*** Supplied data
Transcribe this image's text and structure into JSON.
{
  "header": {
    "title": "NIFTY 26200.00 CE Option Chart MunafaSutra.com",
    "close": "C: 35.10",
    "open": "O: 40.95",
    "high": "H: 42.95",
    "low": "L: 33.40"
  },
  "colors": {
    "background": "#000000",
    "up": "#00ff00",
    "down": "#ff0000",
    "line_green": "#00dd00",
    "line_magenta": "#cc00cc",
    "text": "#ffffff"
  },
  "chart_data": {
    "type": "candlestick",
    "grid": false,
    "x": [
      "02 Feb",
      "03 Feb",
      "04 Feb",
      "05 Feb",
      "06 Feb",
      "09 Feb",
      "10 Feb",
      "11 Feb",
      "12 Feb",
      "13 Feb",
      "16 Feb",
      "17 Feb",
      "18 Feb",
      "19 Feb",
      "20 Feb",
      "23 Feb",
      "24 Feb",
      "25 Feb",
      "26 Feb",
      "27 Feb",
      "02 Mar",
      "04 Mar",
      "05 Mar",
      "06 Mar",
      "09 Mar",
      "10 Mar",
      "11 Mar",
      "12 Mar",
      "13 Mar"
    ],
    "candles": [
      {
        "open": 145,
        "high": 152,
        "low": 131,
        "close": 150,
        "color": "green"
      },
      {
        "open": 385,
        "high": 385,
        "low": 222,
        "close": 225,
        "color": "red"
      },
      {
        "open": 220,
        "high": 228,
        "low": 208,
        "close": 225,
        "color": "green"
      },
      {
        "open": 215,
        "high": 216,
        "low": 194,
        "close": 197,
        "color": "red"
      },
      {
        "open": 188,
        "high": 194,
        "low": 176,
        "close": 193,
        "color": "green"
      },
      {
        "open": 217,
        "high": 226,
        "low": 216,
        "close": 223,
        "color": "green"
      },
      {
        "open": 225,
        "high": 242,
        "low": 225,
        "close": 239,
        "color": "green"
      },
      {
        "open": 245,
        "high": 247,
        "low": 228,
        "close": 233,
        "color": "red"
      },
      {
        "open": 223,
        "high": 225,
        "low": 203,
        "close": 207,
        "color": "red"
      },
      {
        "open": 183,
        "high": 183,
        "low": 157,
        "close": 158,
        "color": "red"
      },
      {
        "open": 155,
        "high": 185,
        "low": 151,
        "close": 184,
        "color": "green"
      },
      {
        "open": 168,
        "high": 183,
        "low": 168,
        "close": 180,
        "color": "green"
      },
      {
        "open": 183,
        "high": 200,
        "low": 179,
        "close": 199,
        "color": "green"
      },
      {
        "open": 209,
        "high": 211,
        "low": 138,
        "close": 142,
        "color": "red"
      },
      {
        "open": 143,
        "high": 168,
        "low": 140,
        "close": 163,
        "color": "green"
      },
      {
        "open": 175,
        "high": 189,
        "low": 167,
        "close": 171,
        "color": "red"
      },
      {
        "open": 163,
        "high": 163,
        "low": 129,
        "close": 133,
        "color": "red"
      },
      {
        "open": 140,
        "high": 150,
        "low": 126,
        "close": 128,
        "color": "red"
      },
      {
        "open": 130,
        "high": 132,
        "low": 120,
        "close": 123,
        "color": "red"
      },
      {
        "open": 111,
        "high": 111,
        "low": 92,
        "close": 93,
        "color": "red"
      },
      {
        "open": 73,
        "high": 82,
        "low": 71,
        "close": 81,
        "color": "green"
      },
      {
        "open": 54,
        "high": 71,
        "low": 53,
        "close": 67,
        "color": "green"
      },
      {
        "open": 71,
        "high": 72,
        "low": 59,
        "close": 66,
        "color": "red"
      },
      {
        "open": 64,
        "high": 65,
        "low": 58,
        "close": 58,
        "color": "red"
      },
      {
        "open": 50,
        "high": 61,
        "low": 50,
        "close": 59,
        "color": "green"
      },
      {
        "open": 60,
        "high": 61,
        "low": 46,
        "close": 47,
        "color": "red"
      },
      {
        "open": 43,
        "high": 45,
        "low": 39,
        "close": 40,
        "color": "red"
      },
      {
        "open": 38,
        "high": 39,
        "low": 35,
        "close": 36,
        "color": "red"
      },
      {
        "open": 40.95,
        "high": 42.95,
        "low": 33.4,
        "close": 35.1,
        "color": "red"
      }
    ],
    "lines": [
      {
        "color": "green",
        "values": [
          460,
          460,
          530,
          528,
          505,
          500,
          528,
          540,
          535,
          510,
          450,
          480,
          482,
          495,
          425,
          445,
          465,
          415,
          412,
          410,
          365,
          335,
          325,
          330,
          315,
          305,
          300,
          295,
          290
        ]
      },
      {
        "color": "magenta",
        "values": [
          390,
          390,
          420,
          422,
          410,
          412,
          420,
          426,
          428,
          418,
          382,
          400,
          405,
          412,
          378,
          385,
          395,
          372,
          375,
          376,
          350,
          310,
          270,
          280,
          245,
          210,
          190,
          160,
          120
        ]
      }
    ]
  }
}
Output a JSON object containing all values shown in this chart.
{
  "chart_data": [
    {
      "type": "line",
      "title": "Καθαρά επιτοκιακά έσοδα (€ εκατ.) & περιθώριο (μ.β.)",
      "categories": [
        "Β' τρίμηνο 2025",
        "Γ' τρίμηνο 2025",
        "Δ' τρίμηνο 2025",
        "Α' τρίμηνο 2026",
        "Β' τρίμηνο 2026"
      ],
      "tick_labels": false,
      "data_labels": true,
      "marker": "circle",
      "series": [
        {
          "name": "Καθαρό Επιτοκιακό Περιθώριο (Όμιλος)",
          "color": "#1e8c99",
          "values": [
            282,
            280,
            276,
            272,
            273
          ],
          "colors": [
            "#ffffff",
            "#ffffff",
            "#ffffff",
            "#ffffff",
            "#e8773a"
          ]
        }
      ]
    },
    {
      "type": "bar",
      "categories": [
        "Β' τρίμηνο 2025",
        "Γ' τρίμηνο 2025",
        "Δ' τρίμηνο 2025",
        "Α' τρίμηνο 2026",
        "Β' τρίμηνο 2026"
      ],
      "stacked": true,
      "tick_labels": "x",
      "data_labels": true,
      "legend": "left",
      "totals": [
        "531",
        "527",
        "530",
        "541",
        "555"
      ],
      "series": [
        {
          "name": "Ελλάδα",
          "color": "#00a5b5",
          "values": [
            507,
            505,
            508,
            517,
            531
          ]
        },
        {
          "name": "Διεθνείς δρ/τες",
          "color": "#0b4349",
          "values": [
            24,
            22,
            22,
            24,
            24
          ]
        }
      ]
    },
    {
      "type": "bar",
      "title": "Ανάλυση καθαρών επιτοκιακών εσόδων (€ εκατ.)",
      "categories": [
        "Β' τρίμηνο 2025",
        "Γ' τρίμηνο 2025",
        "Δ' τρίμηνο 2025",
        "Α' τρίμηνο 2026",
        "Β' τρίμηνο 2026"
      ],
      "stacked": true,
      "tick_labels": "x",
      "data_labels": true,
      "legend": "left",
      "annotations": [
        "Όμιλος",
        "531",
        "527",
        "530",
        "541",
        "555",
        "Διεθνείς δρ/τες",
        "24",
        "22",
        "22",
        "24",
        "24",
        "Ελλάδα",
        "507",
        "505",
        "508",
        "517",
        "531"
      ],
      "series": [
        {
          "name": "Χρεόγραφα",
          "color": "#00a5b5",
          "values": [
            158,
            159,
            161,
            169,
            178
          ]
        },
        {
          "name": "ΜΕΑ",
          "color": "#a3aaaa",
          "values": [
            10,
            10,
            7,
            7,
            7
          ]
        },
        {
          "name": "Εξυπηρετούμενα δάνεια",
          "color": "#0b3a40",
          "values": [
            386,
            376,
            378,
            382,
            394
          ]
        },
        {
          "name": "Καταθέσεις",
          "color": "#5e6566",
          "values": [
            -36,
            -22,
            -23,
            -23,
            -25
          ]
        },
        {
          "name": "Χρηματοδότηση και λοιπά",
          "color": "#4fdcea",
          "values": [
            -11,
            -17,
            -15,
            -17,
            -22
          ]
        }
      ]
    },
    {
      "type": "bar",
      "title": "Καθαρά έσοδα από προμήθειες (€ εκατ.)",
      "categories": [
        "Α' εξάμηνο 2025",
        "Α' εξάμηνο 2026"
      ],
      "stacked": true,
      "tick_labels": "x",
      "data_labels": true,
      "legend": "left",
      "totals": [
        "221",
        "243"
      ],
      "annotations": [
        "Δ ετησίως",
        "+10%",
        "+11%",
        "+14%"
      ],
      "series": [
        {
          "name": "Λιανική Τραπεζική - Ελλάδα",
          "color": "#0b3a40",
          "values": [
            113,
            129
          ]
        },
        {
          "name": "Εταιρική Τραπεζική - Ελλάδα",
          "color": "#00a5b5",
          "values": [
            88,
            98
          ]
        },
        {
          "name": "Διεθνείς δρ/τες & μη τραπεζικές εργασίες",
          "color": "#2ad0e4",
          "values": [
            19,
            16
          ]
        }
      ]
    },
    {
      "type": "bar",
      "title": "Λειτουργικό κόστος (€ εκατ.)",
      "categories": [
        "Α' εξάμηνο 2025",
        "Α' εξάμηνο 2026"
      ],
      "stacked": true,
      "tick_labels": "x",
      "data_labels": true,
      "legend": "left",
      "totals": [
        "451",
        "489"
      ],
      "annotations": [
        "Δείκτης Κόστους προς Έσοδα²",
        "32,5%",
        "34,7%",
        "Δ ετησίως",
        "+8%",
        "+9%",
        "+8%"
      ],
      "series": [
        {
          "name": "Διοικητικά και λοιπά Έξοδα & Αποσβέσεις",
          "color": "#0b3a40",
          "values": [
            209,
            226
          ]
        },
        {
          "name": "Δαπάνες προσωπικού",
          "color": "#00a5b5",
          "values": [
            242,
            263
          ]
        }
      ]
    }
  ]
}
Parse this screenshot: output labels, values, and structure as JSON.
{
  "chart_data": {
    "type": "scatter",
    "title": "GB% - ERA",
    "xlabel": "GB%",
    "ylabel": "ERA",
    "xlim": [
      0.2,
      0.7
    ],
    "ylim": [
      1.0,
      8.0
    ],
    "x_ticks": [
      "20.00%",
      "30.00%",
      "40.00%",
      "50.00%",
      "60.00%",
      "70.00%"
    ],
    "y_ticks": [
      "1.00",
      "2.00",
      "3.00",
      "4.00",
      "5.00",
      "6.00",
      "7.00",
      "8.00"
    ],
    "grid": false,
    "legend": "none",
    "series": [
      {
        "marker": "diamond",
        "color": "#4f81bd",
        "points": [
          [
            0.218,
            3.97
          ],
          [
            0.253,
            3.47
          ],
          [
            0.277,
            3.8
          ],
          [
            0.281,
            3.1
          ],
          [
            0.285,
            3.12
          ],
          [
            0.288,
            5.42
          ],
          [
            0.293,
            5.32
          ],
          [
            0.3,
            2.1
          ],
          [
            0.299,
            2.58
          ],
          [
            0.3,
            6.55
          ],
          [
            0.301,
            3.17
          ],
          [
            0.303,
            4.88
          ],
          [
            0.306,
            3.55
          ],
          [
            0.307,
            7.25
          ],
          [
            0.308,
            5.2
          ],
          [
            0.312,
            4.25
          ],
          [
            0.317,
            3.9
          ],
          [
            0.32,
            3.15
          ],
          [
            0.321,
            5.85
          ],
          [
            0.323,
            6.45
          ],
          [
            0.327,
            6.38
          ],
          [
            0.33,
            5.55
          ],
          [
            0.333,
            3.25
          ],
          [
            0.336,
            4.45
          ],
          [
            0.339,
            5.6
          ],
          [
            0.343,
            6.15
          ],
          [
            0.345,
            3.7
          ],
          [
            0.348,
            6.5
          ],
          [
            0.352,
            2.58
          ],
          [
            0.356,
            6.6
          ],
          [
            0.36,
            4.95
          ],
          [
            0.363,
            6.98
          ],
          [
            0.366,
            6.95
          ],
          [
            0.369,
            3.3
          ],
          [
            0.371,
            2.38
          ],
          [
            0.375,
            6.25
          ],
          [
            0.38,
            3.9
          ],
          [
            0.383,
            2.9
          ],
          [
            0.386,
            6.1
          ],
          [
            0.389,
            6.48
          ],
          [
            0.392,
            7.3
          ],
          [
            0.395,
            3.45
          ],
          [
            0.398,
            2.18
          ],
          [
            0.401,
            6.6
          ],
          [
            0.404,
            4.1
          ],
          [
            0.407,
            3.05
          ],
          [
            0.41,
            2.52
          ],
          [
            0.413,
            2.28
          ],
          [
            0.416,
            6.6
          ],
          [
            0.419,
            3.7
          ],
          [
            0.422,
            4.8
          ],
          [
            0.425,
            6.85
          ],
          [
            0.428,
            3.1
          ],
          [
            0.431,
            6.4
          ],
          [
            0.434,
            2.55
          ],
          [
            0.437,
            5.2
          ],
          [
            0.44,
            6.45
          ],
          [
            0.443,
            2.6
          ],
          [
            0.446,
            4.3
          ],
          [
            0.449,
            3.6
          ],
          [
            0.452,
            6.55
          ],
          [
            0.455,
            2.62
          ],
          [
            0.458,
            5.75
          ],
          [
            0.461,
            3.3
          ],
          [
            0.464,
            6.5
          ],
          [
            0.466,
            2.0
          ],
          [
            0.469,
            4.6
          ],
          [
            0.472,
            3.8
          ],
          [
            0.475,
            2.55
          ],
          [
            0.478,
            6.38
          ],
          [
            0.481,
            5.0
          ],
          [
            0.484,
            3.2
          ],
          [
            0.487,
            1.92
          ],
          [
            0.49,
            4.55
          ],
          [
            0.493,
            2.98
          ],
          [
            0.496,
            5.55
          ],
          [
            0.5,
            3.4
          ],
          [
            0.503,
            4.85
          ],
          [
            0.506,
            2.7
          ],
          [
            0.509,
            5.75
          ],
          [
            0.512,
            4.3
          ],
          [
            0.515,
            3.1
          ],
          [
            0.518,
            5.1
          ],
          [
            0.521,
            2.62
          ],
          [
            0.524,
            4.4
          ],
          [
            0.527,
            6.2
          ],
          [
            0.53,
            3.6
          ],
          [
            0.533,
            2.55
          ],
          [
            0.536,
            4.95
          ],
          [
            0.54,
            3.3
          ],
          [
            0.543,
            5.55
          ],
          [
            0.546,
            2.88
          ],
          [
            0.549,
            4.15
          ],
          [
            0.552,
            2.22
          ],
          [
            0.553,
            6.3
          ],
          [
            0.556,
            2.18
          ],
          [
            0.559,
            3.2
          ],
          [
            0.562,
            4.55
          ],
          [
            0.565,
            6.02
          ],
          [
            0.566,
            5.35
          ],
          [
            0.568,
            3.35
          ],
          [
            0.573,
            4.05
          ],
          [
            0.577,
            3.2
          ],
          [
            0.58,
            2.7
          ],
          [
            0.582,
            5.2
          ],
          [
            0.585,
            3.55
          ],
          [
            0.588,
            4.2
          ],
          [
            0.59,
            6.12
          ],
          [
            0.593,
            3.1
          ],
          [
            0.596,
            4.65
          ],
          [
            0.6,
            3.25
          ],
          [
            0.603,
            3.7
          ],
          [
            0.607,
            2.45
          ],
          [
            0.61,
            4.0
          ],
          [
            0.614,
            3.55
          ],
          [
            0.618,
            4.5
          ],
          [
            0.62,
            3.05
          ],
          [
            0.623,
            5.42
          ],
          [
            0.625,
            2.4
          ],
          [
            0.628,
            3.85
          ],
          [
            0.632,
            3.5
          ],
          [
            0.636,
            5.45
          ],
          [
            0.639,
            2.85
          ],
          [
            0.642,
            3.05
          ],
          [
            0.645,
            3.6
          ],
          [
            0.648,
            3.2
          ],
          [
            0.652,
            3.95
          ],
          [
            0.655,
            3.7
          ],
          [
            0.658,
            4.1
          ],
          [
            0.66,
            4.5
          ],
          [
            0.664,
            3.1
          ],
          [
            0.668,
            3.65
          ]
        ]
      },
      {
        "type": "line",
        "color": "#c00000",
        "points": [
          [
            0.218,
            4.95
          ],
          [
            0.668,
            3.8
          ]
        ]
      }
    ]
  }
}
******
◆ **What the exercise asks**
List every line in the records above that contains the word "λοιπά".

◆ **Final answer**
          "name": "Χρηματοδότηση και λοιπά",
          "name": "Διοικητικά και λοιπά Έξοδα & Αποσβέσεις",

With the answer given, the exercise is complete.